AIM => Copy every line of the items below word for word, leaving out the pictures.

STORED ROWS =>
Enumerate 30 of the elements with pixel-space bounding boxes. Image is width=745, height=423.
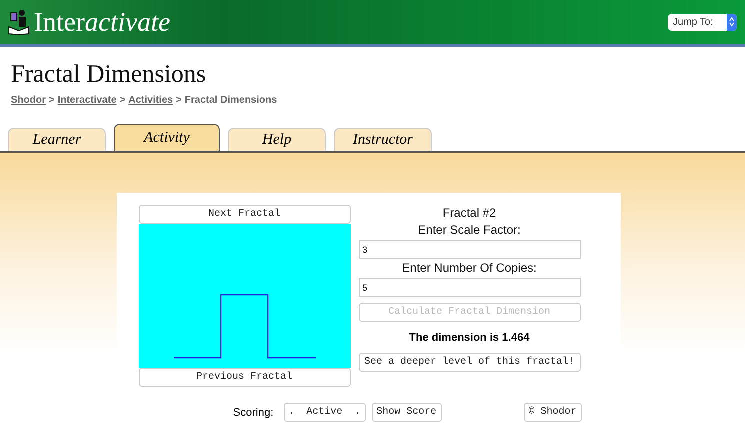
breadcrumb-link[interactable]: Interactivate (58, 95, 117, 106)
credit-button[interactable]: © Shodor (524, 403, 582, 422)
logo[interactable]: Interactivate (8, 6, 170, 38)
breadcrumb-link[interactable]: Shodor (11, 95, 46, 106)
show-score-button[interactable]: Show Score (372, 403, 442, 422)
scale-factor-field[interactable]: 3 (358, 240, 580, 259)
scoring-label: Scoring: (233, 406, 274, 418)
updown-icon (729, 17, 735, 27)
next-fractal-button[interactable]: Next Fractal (138, 205, 350, 224)
previous-fractal-button[interactable]: Previous Fractal (138, 368, 350, 387)
jump-to-dropdown[interactable]: Jump To: (668, 14, 737, 30)
logo-text: Interactivate (34, 6, 170, 38)
breadcrumb-current-page: Fractal Dimensions (184, 95, 278, 106)
breadcrumb-separator: > (120, 95, 126, 106)
scoring-mode-button[interactable]: . Active . (284, 403, 366, 422)
page-title: Fractal Dimensions (11, 61, 208, 89)
tab[interactable]: Activity (114, 124, 220, 151)
tab[interactable]: Learner (8, 128, 106, 151)
reader-icon (8, 9, 30, 35)
fractal-title: Fractal #2 (442, 205, 498, 222)
deeper-level-button[interactable]: See a deeper level of this fractal! (358, 353, 580, 372)
result-text: The dimension is 1.464 (408, 332, 531, 344)
tab[interactable]: Help (228, 128, 326, 151)
breadcrumb-link[interactable]: Activities (128, 95, 174, 106)
copies-field[interactable]: 5 (358, 278, 580, 297)
tab[interactable]: Instructor (334, 128, 432, 151)
scale-factor-label: Enter Scale Factor: (417, 222, 522, 239)
breadcrumb-separator: > (176, 95, 182, 106)
breadcrumb-separator: > (49, 95, 55, 106)
copies-label: Enter Number Of Copies: (401, 260, 538, 277)
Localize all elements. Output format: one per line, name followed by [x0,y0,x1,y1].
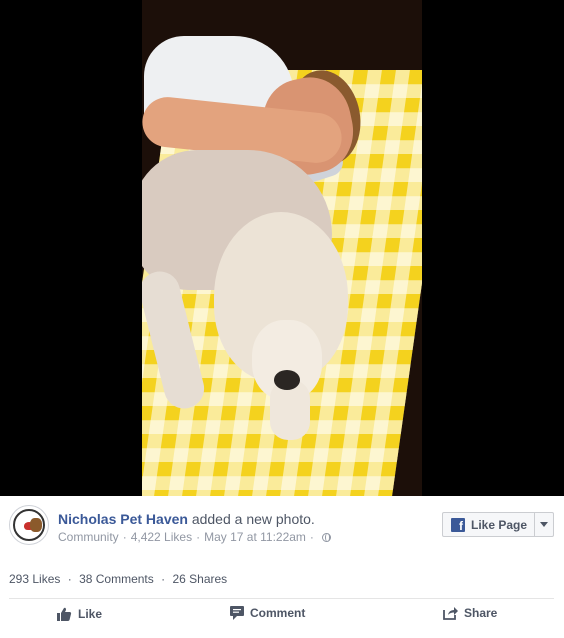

ANSWER IN FULL =>
Enumerate 30 of the elements with pixel-space bounding boxes. Image is width=745, height=423.
breadcrumb-link[interactable]: Interactivate (58, 95, 117, 106)
credit-button[interactable]: © Shodor (524, 403, 582, 422)
logo[interactable]: Interactivate (8, 6, 170, 38)
breadcrumb-link[interactable]: Shodor (11, 95, 46, 106)
show-score-button[interactable]: Show Score (372, 403, 442, 422)
scale-factor-field[interactable]: 3 (358, 240, 580, 259)
scoring-label: Scoring: (233, 406, 274, 418)
updown-icon (729, 17, 735, 27)
next-fractal-button[interactable]: Next Fractal (138, 205, 350, 224)
previous-fractal-button[interactable]: Previous Fractal (138, 368, 350, 387)
jump-to-dropdown[interactable]: Jump To: (668, 14, 737, 30)
logo-text: Interactivate (34, 6, 170, 38)
breadcrumb-current-page: Fractal Dimensions (184, 95, 278, 106)
breadcrumb-separator: > (120, 95, 126, 106)
scoring-mode-button[interactable]: . Active . (284, 403, 366, 422)
page-title: Fractal Dimensions (11, 61, 208, 89)
tab[interactable]: Activity (114, 124, 220, 151)
tab[interactable]: Learner (8, 128, 106, 151)
reader-icon (8, 9, 30, 35)
fractal-title: Fractal #2 (442, 205, 498, 222)
deeper-level-button[interactable]: See a deeper level of this fractal! (358, 353, 580, 372)
result-text: The dimension is 1.464 (408, 332, 531, 344)
tab[interactable]: Help (228, 128, 326, 151)
breadcrumb-link[interactable]: Activities (128, 95, 174, 106)
copies-field[interactable]: 5 (358, 278, 580, 297)
tab[interactable]: Instructor (334, 128, 432, 151)
scale-factor-label: Enter Scale Factor: (417, 222, 522, 239)
breadcrumb-separator: > (176, 95, 182, 106)
breadcrumb-separator: > (49, 95, 55, 106)
copies-label: Enter Number Of Copies: (401, 260, 538, 277)
Localize all elements. Output format: one per line, name followed by [x0,y0,x1,y1].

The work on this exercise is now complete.